--- Input material ---

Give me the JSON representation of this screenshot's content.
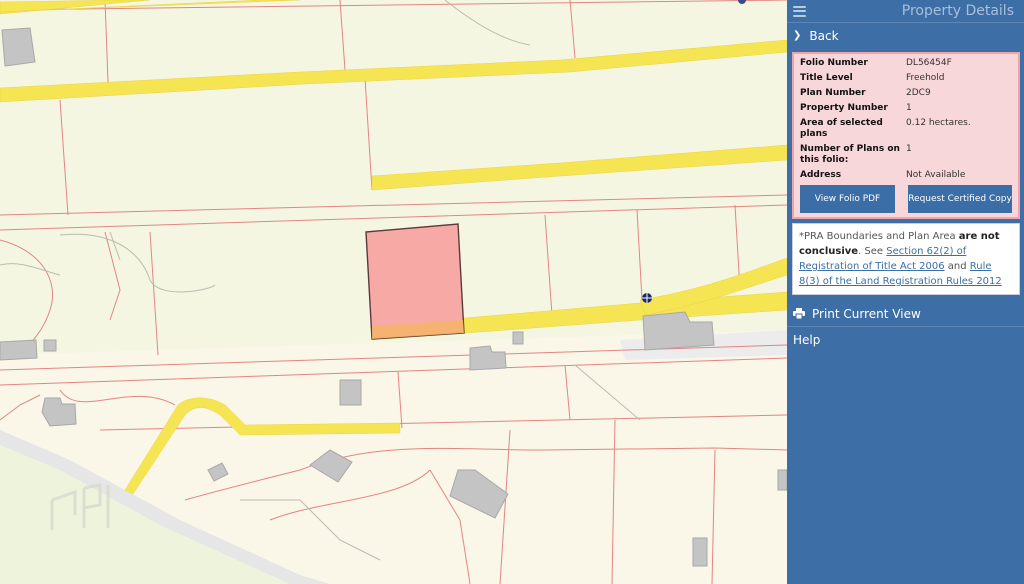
{
  "panel": {
    "title": "Property Details",
    "back_label": "Back",
    "details": [
      {
        "label": "Folio Number",
        "value": "DL56454F"
      },
      {
        "label": "Title Level",
        "value": "Freehold"
      },
      {
        "label": "Plan Number",
        "value": "2DC9"
      },
      {
        "label": "Property Number",
        "value": "1"
      },
      {
        "label": "Area of selected plans",
        "value": "0.12 hectares."
      },
      {
        "label": "Number of Plans on this folio:",
        "value": "1"
      },
      {
        "label": "Address",
        "value": "Not Available"
      }
    ],
    "view_pdf_label": "View Folio PDF",
    "request_copy_label": "Request Certified Copy",
    "notice": {
      "prefix": "*PRA Boundaries and Plan Area ",
      "bold": "are not conclusive",
      "mid": ". See ",
      "link1": "Section 62(2) of Registration of Title Act 2006",
      "and": " and ",
      "link2": "Rule 8(3) of the Land Registration Rules 2012"
    },
    "print_label": "Print Current View",
    "help_label": "Help"
  },
  "colors": {
    "panel_bg": "#3d6ea6",
    "selected_parcel": "#f7aaa5",
    "road": "#f6e553",
    "boundary": "#e07a78",
    "details_bg": "#f8d7da"
  }
}
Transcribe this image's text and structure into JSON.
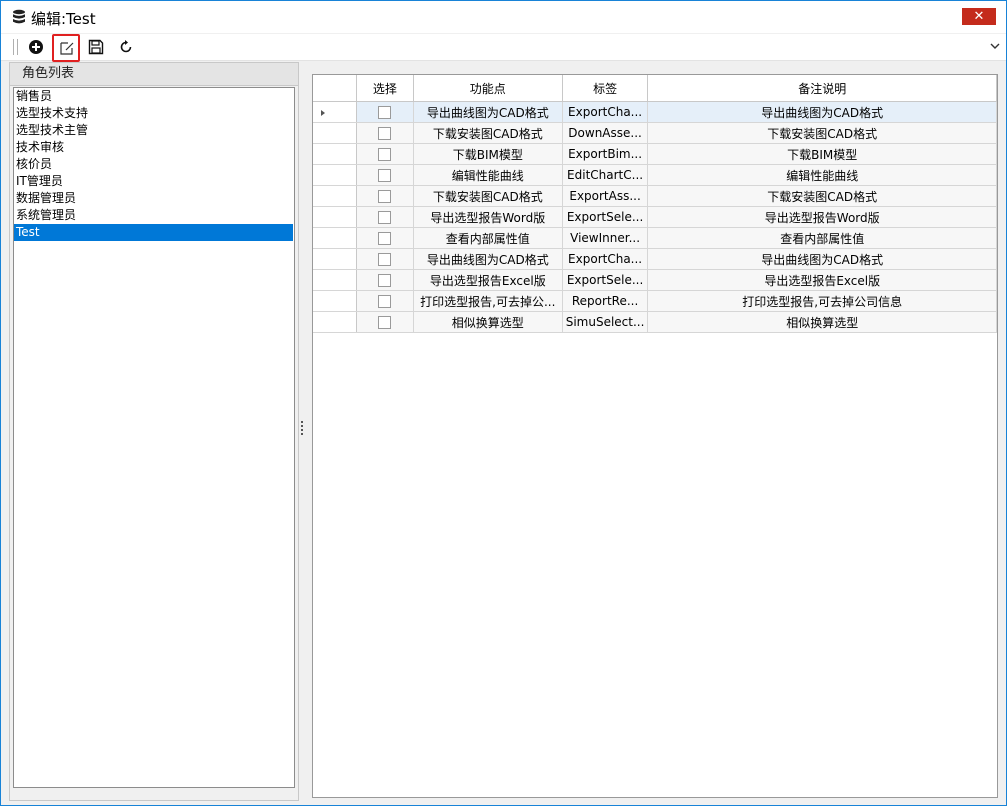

---

Could you repeat all of the material exactly? Pictures should not be copied.

The output -
Give me the JSON representation of this screenshot's content.
{
  "panel": {
    "title": "Property Details",
    "back_label": "Back",
    "details": [
      {
        "label": "Folio Number",
        "value": "DL56454F"
      },
      {
        "label": "Title Level",
        "value": "Freehold"
      },
      {
        "label": "Plan Number",
        "value": "2DC9"
      },
      {
        "label": "Property Number",
        "value": "1"
      },
      {
        "label": "Area of selected plans",
        "value": "0.12 hectares."
      },
      {
        "label": "Number of Plans on this folio:",
        "value": "1"
      },
      {
        "label": "Address",
        "value": "Not Available"
      }
    ],
    "view_pdf_label": "View Folio PDF",
    "request_copy_label": "Request Certified Copy",
    "notice": {
      "prefix": "*PRA Boundaries and Plan Area ",
      "bold": "are not conclusive",
      "mid": ". See ",
      "link1": "Section 62(2) of Registration of Title Act 2006",
      "and": " and ",
      "link2": "Rule 8(3) of the Land Registration Rules 2012"
    },
    "print_label": "Print Current View",
    "help_label": "Help"
  },
  "colors": {
    "panel_bg": "#3d6ea6",
    "selected_parcel": "#f7aaa5",
    "road": "#f6e553",
    "boundary": "#e07a78",
    "details_bg": "#f8d7da"
  }
}
Transcribe this image's text and structure into JSON.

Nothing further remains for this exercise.